▶ [Objective]
Copy every line of the data below verbatim, keeping each character, space and line break unchanged.

--------

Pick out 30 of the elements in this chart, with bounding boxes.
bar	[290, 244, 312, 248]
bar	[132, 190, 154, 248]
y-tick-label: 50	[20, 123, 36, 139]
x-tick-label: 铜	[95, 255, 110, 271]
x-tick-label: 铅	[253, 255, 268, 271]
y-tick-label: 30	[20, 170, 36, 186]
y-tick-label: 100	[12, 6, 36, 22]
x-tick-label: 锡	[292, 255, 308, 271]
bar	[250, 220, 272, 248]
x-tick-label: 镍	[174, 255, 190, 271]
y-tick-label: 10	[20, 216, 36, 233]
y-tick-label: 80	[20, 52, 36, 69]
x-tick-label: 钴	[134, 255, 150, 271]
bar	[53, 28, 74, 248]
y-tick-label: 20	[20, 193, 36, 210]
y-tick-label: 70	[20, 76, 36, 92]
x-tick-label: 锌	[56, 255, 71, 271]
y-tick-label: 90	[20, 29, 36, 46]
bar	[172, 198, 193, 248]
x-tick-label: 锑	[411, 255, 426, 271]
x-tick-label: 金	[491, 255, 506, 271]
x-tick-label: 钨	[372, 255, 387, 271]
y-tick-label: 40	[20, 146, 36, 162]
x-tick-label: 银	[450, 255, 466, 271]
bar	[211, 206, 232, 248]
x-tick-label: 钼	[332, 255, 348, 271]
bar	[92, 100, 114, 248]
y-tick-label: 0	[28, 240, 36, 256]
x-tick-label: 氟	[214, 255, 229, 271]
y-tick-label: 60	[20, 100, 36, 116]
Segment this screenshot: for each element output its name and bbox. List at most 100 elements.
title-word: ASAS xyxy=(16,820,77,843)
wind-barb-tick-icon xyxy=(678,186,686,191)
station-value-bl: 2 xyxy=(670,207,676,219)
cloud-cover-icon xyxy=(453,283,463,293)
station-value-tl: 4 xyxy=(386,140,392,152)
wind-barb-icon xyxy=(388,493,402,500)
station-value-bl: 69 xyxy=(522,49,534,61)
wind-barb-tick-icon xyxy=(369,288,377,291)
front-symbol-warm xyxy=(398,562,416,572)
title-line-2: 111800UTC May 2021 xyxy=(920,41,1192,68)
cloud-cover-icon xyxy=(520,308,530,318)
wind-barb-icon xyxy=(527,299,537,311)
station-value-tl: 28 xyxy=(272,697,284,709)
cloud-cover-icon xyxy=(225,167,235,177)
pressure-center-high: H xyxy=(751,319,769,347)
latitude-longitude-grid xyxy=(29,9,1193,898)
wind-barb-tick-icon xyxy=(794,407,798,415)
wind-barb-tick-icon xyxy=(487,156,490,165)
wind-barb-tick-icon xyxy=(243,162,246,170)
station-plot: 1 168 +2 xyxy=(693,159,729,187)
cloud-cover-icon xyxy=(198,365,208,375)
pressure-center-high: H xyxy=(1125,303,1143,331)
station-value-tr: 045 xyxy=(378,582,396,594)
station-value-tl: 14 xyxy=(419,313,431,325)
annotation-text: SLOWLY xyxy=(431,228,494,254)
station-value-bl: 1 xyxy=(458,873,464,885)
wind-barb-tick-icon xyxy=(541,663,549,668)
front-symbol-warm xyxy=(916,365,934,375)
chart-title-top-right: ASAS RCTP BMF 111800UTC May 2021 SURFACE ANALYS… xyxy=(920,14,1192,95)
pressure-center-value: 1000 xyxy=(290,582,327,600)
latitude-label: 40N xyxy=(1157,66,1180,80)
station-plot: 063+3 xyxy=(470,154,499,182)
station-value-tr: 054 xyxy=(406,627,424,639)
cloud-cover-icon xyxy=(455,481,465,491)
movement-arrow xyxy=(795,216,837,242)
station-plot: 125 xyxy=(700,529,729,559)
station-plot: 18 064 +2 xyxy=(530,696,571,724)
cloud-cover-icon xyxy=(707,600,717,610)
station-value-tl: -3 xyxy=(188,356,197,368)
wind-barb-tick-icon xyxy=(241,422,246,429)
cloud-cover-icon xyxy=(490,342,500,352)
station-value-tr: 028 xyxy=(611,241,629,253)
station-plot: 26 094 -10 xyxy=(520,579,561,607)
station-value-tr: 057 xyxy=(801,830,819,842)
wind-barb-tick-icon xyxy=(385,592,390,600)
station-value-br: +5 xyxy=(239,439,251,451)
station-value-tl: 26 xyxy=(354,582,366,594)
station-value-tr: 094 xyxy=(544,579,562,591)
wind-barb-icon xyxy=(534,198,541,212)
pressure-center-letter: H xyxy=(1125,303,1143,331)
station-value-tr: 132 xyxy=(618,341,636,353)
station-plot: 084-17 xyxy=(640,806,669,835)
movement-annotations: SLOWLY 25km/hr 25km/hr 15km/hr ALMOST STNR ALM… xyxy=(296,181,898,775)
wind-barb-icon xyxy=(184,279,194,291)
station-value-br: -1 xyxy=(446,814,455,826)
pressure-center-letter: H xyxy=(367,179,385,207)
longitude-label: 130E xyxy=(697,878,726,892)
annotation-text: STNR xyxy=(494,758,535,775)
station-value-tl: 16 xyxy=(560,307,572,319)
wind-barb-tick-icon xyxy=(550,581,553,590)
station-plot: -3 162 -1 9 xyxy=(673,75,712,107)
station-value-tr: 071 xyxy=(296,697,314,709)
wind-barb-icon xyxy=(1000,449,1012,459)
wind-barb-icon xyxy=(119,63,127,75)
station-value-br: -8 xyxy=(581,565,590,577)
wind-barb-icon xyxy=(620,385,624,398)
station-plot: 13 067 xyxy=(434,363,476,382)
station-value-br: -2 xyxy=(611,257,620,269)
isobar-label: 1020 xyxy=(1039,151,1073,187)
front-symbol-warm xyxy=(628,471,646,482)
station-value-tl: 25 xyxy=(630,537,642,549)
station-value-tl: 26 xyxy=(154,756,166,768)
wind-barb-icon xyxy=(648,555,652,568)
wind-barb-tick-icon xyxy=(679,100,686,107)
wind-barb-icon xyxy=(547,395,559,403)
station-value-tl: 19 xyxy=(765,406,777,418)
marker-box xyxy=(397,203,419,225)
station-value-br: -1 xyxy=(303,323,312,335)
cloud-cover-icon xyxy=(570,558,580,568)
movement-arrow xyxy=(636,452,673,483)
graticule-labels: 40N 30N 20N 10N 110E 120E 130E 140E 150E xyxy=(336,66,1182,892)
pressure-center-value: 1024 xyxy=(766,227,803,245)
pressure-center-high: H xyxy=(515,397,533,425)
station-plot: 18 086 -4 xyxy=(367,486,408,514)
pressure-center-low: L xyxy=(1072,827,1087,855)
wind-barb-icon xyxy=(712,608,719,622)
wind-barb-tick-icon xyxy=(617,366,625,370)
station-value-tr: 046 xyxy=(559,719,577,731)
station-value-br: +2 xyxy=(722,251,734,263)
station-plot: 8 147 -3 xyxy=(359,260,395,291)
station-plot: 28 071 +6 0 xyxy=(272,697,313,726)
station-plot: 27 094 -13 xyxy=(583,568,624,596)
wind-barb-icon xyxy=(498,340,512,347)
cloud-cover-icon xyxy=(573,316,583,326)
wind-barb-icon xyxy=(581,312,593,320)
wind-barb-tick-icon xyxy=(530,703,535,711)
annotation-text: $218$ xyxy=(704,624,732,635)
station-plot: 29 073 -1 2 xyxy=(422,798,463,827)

--------

▶ [Complete output]
Pick out 30 of the elements in this chart, with bounding boxes.
bar	[290, 244, 312, 248]
bar	[132, 190, 154, 248]
y-tick-label: 50	[20, 123, 36, 139]
x-tick-label: 铜	[95, 255, 110, 271]
x-tick-label: 铅	[253, 255, 268, 271]
y-tick-label: 30	[20, 170, 36, 186]
y-tick-label: 100	[12, 6, 36, 22]
x-tick-label: 锡	[292, 255, 308, 271]
bar	[250, 220, 272, 248]
x-tick-label: 镍	[174, 255, 190, 271]
y-tick-label: 10	[20, 216, 36, 233]
y-tick-label: 80	[20, 52, 36, 69]
x-tick-label: 钴	[134, 255, 150, 271]
bar	[53, 28, 74, 248]
y-tick-label: 20	[20, 193, 36, 210]
y-tick-label: 70	[20, 76, 36, 92]
x-tick-label: 锌	[56, 255, 71, 271]
y-tick-label: 90	[20, 29, 36, 46]
bar	[172, 198, 193, 248]
x-tick-label: 锑	[411, 255, 426, 271]
x-tick-label: 金	[491, 255, 506, 271]
x-tick-label: 钨	[372, 255, 387, 271]
y-tick-label: 40	[20, 146, 36, 162]
x-tick-label: 银	[450, 255, 466, 271]
bar	[211, 206, 232, 248]
x-tick-label: 钼	[332, 255, 348, 271]
bar	[92, 100, 114, 248]
y-tick-label: 0	[28, 240, 36, 256]
x-tick-label: 氟	[214, 255, 229, 271]
y-tick-label: 60	[20, 100, 36, 116]
Segment this screenshot: for each element output its name and bbox. List at most 100 elements.
title-word: ASAS xyxy=(16,820,77,843)
wind-barb-tick-icon xyxy=(678,186,686,191)
station-value-bl: 2 xyxy=(670,207,676,219)
cloud-cover-icon xyxy=(453,283,463,293)
station-value-tl: 4 xyxy=(386,140,392,152)
wind-barb-icon xyxy=(388,493,402,500)
station-value-bl: 69 xyxy=(522,49,534,61)
wind-barb-tick-icon xyxy=(369,288,377,291)
front-symbol-warm xyxy=(398,562,416,572)
title-line-2: 111800UTC May 2021 xyxy=(920,41,1192,68)
cloud-cover-icon xyxy=(520,308,530,318)
wind-barb-icon xyxy=(527,299,537,311)
station-value-tl: 28 xyxy=(272,697,284,709)
cloud-cover-icon xyxy=(225,167,235,177)
pressure-center-high: H xyxy=(751,319,769,347)
latitude-longitude-grid xyxy=(29,9,1193,898)
wind-barb-tick-icon xyxy=(794,407,798,415)
wind-barb-tick-icon xyxy=(487,156,490,165)
wind-barb-tick-icon xyxy=(243,162,246,170)
station-plot: 1 168 +2 xyxy=(693,159,729,187)
cloud-cover-icon xyxy=(198,365,208,375)
pressure-center-high: H xyxy=(1125,303,1143,331)
station-value-tr: 045 xyxy=(378,582,396,594)
station-value-tl: 14 xyxy=(419,313,431,325)
annotation-text: SLOWLY xyxy=(431,228,494,254)
station-value-bl: 1 xyxy=(458,873,464,885)
wind-barb-tick-icon xyxy=(541,663,549,668)
front-symbol-warm xyxy=(916,365,934,375)
chart-title-top-right: ASAS RCTP BMF 111800UTC May 2021 SURFACE ANALYS… xyxy=(920,14,1192,95)
pressure-center-value: 1000 xyxy=(290,582,327,600)
latitude-label: 40N xyxy=(1157,66,1180,80)
station-plot: 063+3 xyxy=(470,154,499,182)
station-value-tr: 054 xyxy=(406,627,424,639)
cloud-cover-icon xyxy=(455,481,465,491)
movement-arrow xyxy=(795,216,837,242)
station-plot: 125 xyxy=(700,529,729,559)
station-plot: 18 064 +2 xyxy=(530,696,571,724)
cloud-cover-icon xyxy=(707,600,717,610)
station-value-tl: -3 xyxy=(188,356,197,368)
wind-barb-tick-icon xyxy=(241,422,246,429)
cloud-cover-icon xyxy=(490,342,500,352)
station-value-tr: 028 xyxy=(611,241,629,253)
station-plot: 26 094 -10 xyxy=(520,579,561,607)
station-value-tr: 057 xyxy=(801,830,819,842)
wind-barb-tick-icon xyxy=(385,592,390,600)
station-value-br: +5 xyxy=(239,439,251,451)
station-value-tl: 26 xyxy=(354,582,366,594)
station-value-tr: 094 xyxy=(544,579,562,591)
wind-barb-icon xyxy=(534,198,541,212)
pressure-center-letter: H xyxy=(1125,303,1143,331)
station-value-tr: 132 xyxy=(618,341,636,353)
station-plot: 084-17 xyxy=(640,806,669,835)
movement-annotations: SLOWLY 25km/hr 25km/hr 15km/hr ALMOST STNR ALM… xyxy=(296,181,898,775)
wind-barb-icon xyxy=(184,279,194,291)
station-value-br: -1 xyxy=(446,814,455,826)
pressure-center-letter: H xyxy=(367,179,385,207)
longitude-label: 130E xyxy=(697,878,726,892)
annotation-text: STNR xyxy=(494,758,535,775)
station-value-tl: 16 xyxy=(560,307,572,319)
wind-barb-tick-icon xyxy=(550,581,553,590)
station-plot: -3 162 -1 9 xyxy=(673,75,712,107)
station-value-tr: 071 xyxy=(296,697,314,709)
wind-barb-icon xyxy=(1000,449,1012,459)
wind-barb-icon xyxy=(119,63,127,75)
station-value-br: -8 xyxy=(581,565,590,577)
wind-barb-icon xyxy=(620,385,624,398)
station-plot: 13 067 xyxy=(434,363,476,382)
station-value-br: -2 xyxy=(611,257,620,269)
isobar-label: 1020 xyxy=(1039,151,1073,187)
front-symbol-warm xyxy=(628,471,646,482)
station-value-tl: 25 xyxy=(630,537,642,549)
station-value-tl: 26 xyxy=(154,756,166,768)
wind-barb-icon xyxy=(648,555,652,568)
wind-barb-tick-icon xyxy=(679,100,686,107)
wind-barb-icon xyxy=(547,395,559,403)
station-value-tl: 19 xyxy=(765,406,777,418)
marker-box xyxy=(397,203,419,225)
station-value-br: -1 xyxy=(303,323,312,335)
cloud-cover-icon xyxy=(570,558,580,568)
movement-arrow xyxy=(636,452,673,483)
graticule-labels: 40N 30N 20N 10N 110E 120E 130E 140E 150E xyxy=(336,66,1182,892)
pressure-center-value: 1024 xyxy=(766,227,803,245)
pressure-center-high: H xyxy=(515,397,533,425)
station-plot: 18 086 -4 xyxy=(367,486,408,514)
pressure-center-low: L xyxy=(1072,827,1087,855)
wind-barb-icon xyxy=(712,608,719,622)
wind-barb-tick-icon xyxy=(617,366,625,370)
station-value-tr: 046 xyxy=(559,719,577,731)
station-value-br: +2 xyxy=(722,251,734,263)
station-plot: 8 147 -3 xyxy=(359,260,395,291)
station-plot: 28 071 +6 0 xyxy=(272,697,313,726)
station-plot: 27 094 -13 xyxy=(583,568,624,596)
wind-barb-icon xyxy=(498,340,512,347)
cloud-cover-icon xyxy=(573,316,583,326)
wind-barb-icon xyxy=(581,312,593,320)
wind-barb-tick-icon xyxy=(530,703,535,711)
annotation-text: $218$ xyxy=(704,624,732,635)
station-plot: 29 073 -1 2 xyxy=(422,798,463,827)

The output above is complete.